Figure collection entries
## begin
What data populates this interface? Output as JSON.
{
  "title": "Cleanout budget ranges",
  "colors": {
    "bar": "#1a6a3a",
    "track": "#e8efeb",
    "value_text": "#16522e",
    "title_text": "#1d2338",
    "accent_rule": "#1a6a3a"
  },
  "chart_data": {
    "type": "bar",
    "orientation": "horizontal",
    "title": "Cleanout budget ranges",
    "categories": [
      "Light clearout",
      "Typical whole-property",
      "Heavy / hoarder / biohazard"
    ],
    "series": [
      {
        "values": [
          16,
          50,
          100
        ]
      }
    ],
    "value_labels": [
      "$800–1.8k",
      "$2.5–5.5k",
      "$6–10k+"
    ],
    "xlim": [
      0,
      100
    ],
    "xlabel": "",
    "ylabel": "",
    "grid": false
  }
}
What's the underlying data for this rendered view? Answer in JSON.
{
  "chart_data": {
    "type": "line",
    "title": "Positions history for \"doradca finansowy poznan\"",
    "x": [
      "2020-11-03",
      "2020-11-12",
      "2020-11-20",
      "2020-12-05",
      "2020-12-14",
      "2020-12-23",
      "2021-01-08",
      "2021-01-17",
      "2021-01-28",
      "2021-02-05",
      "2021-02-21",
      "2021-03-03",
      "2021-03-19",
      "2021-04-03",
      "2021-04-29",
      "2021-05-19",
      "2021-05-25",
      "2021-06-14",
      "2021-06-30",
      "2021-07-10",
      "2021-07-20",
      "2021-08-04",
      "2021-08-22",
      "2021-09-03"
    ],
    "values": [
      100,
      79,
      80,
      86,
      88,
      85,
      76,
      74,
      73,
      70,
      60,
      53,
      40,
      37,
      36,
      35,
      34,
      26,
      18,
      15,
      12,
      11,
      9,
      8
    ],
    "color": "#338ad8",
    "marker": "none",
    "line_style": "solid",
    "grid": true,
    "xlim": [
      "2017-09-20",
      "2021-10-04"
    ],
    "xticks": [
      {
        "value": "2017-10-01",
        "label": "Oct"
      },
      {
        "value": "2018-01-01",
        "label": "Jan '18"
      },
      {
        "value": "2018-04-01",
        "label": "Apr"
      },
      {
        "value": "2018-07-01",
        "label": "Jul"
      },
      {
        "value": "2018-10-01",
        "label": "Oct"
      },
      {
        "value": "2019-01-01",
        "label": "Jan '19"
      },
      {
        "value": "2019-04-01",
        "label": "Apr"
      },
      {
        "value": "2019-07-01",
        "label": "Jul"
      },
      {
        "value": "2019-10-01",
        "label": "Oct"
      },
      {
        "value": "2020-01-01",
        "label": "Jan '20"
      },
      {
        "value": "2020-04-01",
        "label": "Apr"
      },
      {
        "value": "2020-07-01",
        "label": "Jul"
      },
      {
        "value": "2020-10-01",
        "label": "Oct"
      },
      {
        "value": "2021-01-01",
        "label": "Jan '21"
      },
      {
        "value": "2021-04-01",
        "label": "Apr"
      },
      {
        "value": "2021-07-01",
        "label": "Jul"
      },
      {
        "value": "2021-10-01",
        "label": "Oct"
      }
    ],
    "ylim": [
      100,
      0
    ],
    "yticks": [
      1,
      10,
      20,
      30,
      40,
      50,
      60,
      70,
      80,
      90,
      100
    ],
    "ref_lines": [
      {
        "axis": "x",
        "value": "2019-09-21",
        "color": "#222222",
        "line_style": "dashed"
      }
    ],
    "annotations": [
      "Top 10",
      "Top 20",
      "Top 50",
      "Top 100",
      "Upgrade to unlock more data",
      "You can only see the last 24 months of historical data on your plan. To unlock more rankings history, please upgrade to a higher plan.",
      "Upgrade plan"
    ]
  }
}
## end
Copy all the lines, exactly.

- Exercise solution -
What data populates this interface? Output as JSON.
{
  "title": "Cleanout budget ranges",
  "colors": {
    "bar": "#1a6a3a",
    "track": "#e8efeb",
    "value_text": "#16522e",
    "title_text": "#1d2338",
    "accent_rule": "#1a6a3a"
  },
  "chart_data": {
    "type": "bar",
    "orientation": "horizontal",
    "title": "Cleanout budget ranges",
    "categories": [
      "Light clearout",
      "Typical whole-property",
      "Heavy / hoarder / biohazard"
    ],
    "series": [
      {
        "values": [
          16,
          50,
          100
        ]
      }
    ],
    "value_labels": [
      "$800–1.8k",
      "$2.5–5.5k",
      "$6–10k+"
    ],
    "xlim": [
      0,
      100
    ],
    "xlabel": "",
    "ylabel": "",
    "grid": false
  }
}
What's the underlying data for this rendered view? Answer in JSON.
{
  "chart_data": {
    "type": "line",
    "title": "Positions history for \"doradca finansowy poznan\"",
    "x": [
      "2020-11-03",
      "2020-11-12",
      "2020-11-20",
      "2020-12-05",
      "2020-12-14",
      "2020-12-23",
      "2021-01-08",
      "2021-01-17",
      "2021-01-28",
      "2021-02-05",
      "2021-02-21",
      "2021-03-03",
      "2021-03-19",
      "2021-04-03",
      "2021-04-29",
      "2021-05-19",
      "2021-05-25",
      "2021-06-14",
      "2021-06-30",
      "2021-07-10",
      "2021-07-20",
      "2021-08-04",
      "2021-08-22",
      "2021-09-03"
    ],
    "values": [
      100,
      79,
      80,
      86,
      88,
      85,
      76,
      74,
      73,
      70,
      60,
      53,
      40,
      37,
      36,
      35,
      34,
      26,
      18,
      15,
      12,
      11,
      9,
      8
    ],
    "color": "#338ad8",
    "marker": "none",
    "line_style": "solid",
    "grid": true,
    "xlim": [
      "2017-09-20",
      "2021-10-04"
    ],
    "xticks": [
      {
        "value": "2017-10-01",
        "label": "Oct"
      },
      {
        "value": "2018-01-01",
        "label": "Jan '18"
      },
      {
        "value": "2018-04-01",
        "label": "Apr"
      },
      {
        "value": "2018-07-01",
        "label": "Jul"
      },
      {
        "value": "2018-10-01",
        "label": "Oct"
      },
      {
        "value": "2019-01-01",
        "label": "Jan '19"
      },
      {
        "value": "2019-04-01",
        "label": "Apr"
      },
      {
        "value": "2019-07-01",
        "label": "Jul"
      },
      {
        "value": "2019-10-01",
        "label": "Oct"
      },
      {
        "value": "2020-01-01",
        "label": "Jan '20"
      },
      {
        "value": "2020-04-01",
        "label": "Apr"
      },
      {
        "value": "2020-07-01",
        "label": "Jul"
      },
      {
        "value": "2020-10-01",
        "label": "Oct"
      },
      {
        "value": "2021-01-01",
        "label": "Jan '21"
      },
      {
        "value": "2021-04-01",
        "label": "Apr"
      },
      {
        "value": "2021-07-01",
        "label": "Jul"
      },
      {
        "value": "2021-10-01",
        "label": "Oct"
      }
    ],
    "ylim": [
      100,
      0
    ],
    "yticks": [
      1,
      10,
      20,
      30,
      40,
      50,
      60,
      70,
      80,
      90,
      100
    ],
    "ref_lines": [
      {
        "axis": "x",
        "value": "2019-09-21",
        "color": "#222222",
        "line_style": "dashed"
      }
    ],
    "annotations": [
      "Top 10",
      "Top 20",
      "Top 50",
      "Top 100",
      "Upgrade to unlock more data",
      "You can only see the last 24 months of historical data on your plan. To unlock more rankings history, please upgrade to a higher plan.",
      "Upgrade plan"
    ]
  }
}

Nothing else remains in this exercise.